Written task: Report each line of the items below that contains the string "network", copying every such line in full.

══ Input records

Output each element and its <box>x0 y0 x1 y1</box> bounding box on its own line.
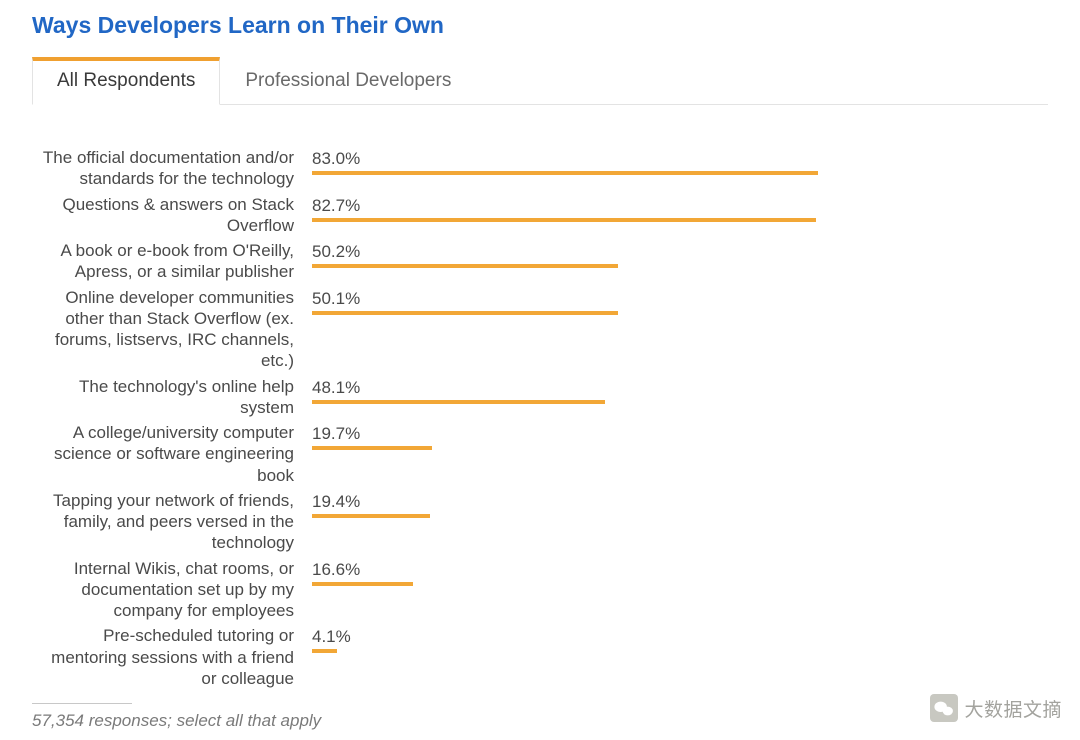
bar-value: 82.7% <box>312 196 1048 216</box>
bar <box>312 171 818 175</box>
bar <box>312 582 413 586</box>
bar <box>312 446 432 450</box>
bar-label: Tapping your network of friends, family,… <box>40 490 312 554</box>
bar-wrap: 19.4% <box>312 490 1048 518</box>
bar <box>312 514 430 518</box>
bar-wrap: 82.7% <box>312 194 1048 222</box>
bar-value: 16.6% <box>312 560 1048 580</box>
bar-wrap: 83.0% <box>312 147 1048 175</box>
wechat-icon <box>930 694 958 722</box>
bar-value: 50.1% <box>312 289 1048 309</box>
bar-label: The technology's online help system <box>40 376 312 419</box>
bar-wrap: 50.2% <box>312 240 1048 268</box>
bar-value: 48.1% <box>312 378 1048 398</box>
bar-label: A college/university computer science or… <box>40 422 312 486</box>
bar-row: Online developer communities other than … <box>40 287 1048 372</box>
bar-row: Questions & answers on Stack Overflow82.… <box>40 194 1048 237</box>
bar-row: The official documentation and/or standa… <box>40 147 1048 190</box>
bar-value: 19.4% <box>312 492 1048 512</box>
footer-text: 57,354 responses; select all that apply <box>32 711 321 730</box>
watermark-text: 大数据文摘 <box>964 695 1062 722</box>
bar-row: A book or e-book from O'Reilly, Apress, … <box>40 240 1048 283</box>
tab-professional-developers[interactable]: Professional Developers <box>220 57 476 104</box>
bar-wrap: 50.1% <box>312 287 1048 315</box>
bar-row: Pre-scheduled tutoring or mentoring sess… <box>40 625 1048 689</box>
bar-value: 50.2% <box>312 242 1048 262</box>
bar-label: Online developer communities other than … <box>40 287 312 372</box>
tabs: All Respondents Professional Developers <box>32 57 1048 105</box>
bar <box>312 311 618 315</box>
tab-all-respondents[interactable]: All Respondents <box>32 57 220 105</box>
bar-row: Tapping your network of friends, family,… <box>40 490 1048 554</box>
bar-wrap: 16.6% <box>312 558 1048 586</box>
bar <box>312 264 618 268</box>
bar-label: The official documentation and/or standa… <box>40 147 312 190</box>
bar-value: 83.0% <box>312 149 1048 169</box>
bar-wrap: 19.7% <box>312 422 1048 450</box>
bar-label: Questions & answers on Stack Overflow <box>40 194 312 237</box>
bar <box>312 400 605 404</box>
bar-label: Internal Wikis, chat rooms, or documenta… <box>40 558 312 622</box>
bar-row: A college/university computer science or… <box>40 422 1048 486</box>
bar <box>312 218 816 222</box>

════

Exercise output:
bar-label: Tapping your network of friends, family,… <box>40 490 312 554</box>
bar-row: Tapping your network of friends, family,… <box>40 490 1048 554</box>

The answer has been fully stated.